RECORDS SUPPLIED:
----

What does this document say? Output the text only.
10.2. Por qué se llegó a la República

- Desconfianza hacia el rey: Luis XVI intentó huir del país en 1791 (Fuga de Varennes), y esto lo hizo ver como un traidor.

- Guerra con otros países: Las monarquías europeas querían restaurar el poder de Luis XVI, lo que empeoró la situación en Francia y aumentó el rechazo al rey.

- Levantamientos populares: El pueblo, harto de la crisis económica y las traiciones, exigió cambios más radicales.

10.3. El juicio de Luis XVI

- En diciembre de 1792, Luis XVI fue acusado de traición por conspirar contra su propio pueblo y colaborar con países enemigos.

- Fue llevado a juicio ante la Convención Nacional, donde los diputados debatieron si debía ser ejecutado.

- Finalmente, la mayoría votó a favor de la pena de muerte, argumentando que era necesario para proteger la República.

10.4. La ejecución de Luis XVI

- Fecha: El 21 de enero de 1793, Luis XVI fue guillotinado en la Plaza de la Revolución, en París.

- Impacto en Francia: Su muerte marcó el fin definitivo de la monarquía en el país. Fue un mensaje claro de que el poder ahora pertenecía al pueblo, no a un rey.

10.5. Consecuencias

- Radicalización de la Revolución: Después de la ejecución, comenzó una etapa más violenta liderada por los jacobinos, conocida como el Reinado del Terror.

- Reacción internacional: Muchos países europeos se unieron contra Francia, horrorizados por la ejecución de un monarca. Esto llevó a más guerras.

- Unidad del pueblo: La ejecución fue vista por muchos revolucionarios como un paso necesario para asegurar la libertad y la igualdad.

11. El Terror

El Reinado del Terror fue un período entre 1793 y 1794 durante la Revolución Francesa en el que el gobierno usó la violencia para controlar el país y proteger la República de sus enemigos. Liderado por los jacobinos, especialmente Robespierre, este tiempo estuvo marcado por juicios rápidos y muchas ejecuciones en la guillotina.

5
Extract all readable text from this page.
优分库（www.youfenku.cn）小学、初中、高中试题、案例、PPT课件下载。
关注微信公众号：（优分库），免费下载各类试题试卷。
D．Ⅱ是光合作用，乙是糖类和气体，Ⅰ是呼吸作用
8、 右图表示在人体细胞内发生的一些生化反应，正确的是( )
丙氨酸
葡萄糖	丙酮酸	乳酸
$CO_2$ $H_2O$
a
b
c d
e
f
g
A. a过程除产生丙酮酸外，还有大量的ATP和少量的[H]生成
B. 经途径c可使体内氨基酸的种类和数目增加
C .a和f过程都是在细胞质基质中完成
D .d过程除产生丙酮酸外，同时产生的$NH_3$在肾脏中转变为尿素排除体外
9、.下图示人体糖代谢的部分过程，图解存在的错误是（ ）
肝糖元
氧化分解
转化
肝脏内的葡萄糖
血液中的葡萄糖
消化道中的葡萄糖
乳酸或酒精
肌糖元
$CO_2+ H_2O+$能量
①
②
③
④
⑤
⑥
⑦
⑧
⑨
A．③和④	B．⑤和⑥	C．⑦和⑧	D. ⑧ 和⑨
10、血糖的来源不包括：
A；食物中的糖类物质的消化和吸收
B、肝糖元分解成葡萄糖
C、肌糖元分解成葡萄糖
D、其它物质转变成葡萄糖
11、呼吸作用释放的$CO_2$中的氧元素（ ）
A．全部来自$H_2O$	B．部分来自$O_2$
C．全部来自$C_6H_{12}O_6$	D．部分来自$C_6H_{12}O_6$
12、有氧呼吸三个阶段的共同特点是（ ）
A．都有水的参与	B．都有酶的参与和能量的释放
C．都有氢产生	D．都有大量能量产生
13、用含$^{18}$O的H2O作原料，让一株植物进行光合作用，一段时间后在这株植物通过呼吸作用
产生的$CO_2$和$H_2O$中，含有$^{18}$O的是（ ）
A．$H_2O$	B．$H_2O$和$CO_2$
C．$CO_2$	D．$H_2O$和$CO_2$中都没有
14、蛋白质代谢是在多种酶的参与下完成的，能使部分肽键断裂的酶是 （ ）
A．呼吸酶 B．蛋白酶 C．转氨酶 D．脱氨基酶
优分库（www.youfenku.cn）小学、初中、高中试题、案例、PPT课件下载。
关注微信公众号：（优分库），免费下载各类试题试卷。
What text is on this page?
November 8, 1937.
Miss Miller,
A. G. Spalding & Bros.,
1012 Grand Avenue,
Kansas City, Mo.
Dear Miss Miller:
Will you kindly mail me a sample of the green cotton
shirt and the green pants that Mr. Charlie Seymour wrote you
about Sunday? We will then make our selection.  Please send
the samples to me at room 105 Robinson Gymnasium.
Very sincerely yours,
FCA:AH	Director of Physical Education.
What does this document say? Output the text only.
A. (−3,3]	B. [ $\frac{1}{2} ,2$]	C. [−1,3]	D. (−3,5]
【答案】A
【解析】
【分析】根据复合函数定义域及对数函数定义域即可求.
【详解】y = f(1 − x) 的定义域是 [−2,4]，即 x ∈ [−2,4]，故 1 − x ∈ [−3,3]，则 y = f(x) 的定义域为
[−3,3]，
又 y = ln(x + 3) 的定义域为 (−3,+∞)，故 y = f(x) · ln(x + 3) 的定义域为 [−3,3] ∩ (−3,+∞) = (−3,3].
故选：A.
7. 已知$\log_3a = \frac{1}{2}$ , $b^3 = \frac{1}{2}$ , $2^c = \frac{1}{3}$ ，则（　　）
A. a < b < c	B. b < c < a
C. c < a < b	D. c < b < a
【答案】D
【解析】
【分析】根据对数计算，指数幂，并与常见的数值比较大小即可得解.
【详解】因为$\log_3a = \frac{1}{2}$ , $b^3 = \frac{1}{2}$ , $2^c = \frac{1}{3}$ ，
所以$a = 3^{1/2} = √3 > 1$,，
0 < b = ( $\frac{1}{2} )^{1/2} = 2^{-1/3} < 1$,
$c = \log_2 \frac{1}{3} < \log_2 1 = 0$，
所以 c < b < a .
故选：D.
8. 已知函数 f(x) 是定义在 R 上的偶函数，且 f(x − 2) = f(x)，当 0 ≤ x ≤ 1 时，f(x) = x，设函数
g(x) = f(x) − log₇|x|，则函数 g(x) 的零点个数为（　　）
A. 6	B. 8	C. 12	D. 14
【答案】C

----

Above are some records. Print them all exactly.

THE REPLY:
What does this document say? Output the text only.
10.2. Por qué se llegó a la República

- Desconfianza hacia el rey: Luis XVI intentó huir del país en 1791 (Fuga de Varennes), y esto lo hizo ver como un traidor.

- Guerra con otros países: Las monarquías europeas querían restaurar el poder de Luis XVI, lo que empeoró la situación en Francia y aumentó el rechazo al rey.

- Levantamientos populares: El pueblo, harto de la crisis económica y las traiciones, exigió cambios más radicales.

10.3. El juicio de Luis XVI

- En diciembre de 1792, Luis XVI fue acusado de traición por conspirar contra su propio pueblo y colaborar con países enemigos.

- Fue llevado a juicio ante la Convención Nacional, donde los diputados debatieron si debía ser ejecutado.

- Finalmente, la mayoría votó a favor de la pena de muerte, argumentando que era necesario para proteger la República.

10.4. La ejecución de Luis XVI

- Fecha: El 21 de enero de 1793, Luis XVI fue guillotinado en la Plaza de la Revolución, en París.

- Impacto en Francia: Su muerte marcó el fin definitivo de la monarquía en el país. Fue un mensaje claro de que el poder ahora pertenecía al pueblo, no a un rey.

10.5. Consecuencias

- Radicalización de la Revolución: Después de la ejecución, comenzó una etapa más violenta liderada por los jacobinos, conocida como el Reinado del Terror.

- Reacción internacional: Muchos países europeos se unieron contra Francia, horrorizados por la ejecución de un monarca. Esto llevó a más guerras.

- Unidad del pueblo: La ejecución fue vista por muchos revolucionarios como un paso necesario para asegurar la libertad y la igualdad.

11. El Terror

El Reinado del Terror fue un período entre 1793 y 1794 durante la Revolución Francesa en el que el gobierno usó la violencia para controlar el país y proteger la República de sus enemigos. Liderado por los jacobinos, especialmente Robespierre, este tiempo estuvo marcado por juicios rápidos y muchas ejecuciones en la guillotina.

5
Extract all readable text from this page.
优分库（www.youfenku.cn）小学、初中、高中试题、案例、PPT课件下载。
关注微信公众号：（优分库），免费下载各类试题试卷。
D．Ⅱ是光合作用，乙是糖类和气体，Ⅰ是呼吸作用
8、 右图表示在人体细胞内发生的一些生化反应，正确的是( )
丙氨酸
葡萄糖	丙酮酸	乳酸
$CO_2$ $H_2O$
a
b
c d
e
f
g
A. a过程除产生丙酮酸外，还有大量的ATP和少量的[H]生成
B. 经途径c可使体内氨基酸的种类和数目增加
C .a和f过程都是在细胞质基质中完成
D .d过程除产生丙酮酸外，同时产生的$NH_3$在肾脏中转变为尿素排除体外
9、.下图示人体糖代谢的部分过程，图解存在的错误是（ ）
肝糖元
氧化分解
转化
肝脏内的葡萄糖
血液中的葡萄糖
消化道中的葡萄糖
乳酸或酒精
肌糖元
$CO_2+ H_2O+$能量
①
②
③
④
⑤
⑥
⑦
⑧
⑨
A．③和④	B．⑤和⑥	C．⑦和⑧	D. ⑧ 和⑨
10、血糖的来源不包括：
A；食物中的糖类物质的消化和吸收
B、肝糖元分解成葡萄糖
C、肌糖元分解成葡萄糖
D、其它物质转变成葡萄糖
11、呼吸作用释放的$CO_2$中的氧元素（ ）
A．全部来自$H_2O$	B．部分来自$O_2$
C．全部来自$C_6H_{12}O_6$	D．部分来自$C_6H_{12}O_6$
12、有氧呼吸三个阶段的共同特点是（ ）
A．都有水的参与	B．都有酶的参与和能量的释放
C．都有氢产生	D．都有大量能量产生
13、用含$^{18}$O的H2O作原料，让一株植物进行光合作用，一段时间后在这株植物通过呼吸作用
产生的$CO_2$和$H_2O$中，含有$^{18}$O的是（ ）
A．$H_2O$	B．$H_2O$和$CO_2$
C．$CO_2$	D．$H_2O$和$CO_2$中都没有
14、蛋白质代谢是在多种酶的参与下完成的，能使部分肽键断裂的酶是 （ ）
A．呼吸酶 B．蛋白酶 C．转氨酶 D．脱氨基酶
优分库（www.youfenku.cn）小学、初中、高中试题、案例、PPT课件下载。
关注微信公众号：（优分库），免费下载各类试题试卷。
What text is on this page?
November 8, 1937.
Miss Miller,
A. G. Spalding & Bros.,
1012 Grand Avenue,
Kansas City, Mo.
Dear Miss Miller:
Will you kindly mail me a sample of the green cotton
shirt and the green pants that Mr. Charlie Seymour wrote you
about Sunday? We will then make our selection.  Please send
the samples to me at room 105 Robinson Gymnasium.
Very sincerely yours,
FCA:AH	Director of Physical Education.
What does this document say? Output the text only.
A. (−3,3]	B. [ $\frac{1}{2} ,2$]	C. [−1,3]	D. (−3,5]
【答案】A
【解析】
【分析】根据复合函数定义域及对数函数定义域即可求.
【详解】y = f(1 − x) 的定义域是 [−2,4]，即 x ∈ [−2,4]，故 1 − x ∈ [−3,3]，则 y = f(x) 的定义域为
[−3,3]，
又 y = ln(x + 3) 的定义域为 (−3,+∞)，故 y = f(x) · ln(x + 3) 的定义域为 [−3,3] ∩ (−3,+∞) = (−3,3].
故选：A.
7. 已知$\log_3a = \frac{1}{2}$ , $b^3 = \frac{1}{2}$ , $2^c = \frac{1}{3}$ ，则（　　）
A. a < b < c	B. b < c < a
C. c < a < b	D. c < b < a
【答案】D
【解析】
【分析】根据对数计算，指数幂，并与常见的数值比较大小即可得解.
【详解】因为$\log_3a = \frac{1}{2}$ , $b^3 = \frac{1}{2}$ , $2^c = \frac{1}{3}$ ，
所以$a = 3^{1/2} = √3 > 1$,，
0 < b = ( $\frac{1}{2} )^{1/2} = 2^{-1/3} < 1$,
$c = \log_2 \frac{1}{3} < \log_2 1 = 0$，
所以 c < b < a .
故选：D.
8. 已知函数 f(x) 是定义在 R 上的偶函数，且 f(x − 2) = f(x)，当 0 ≤ x ≤ 1 时，f(x) = x，设函数
g(x) = f(x) − log₇|x|，则函数 g(x) 的零点个数为（　　）
A. 6	B. 8	C. 12	D. 14
【答案】C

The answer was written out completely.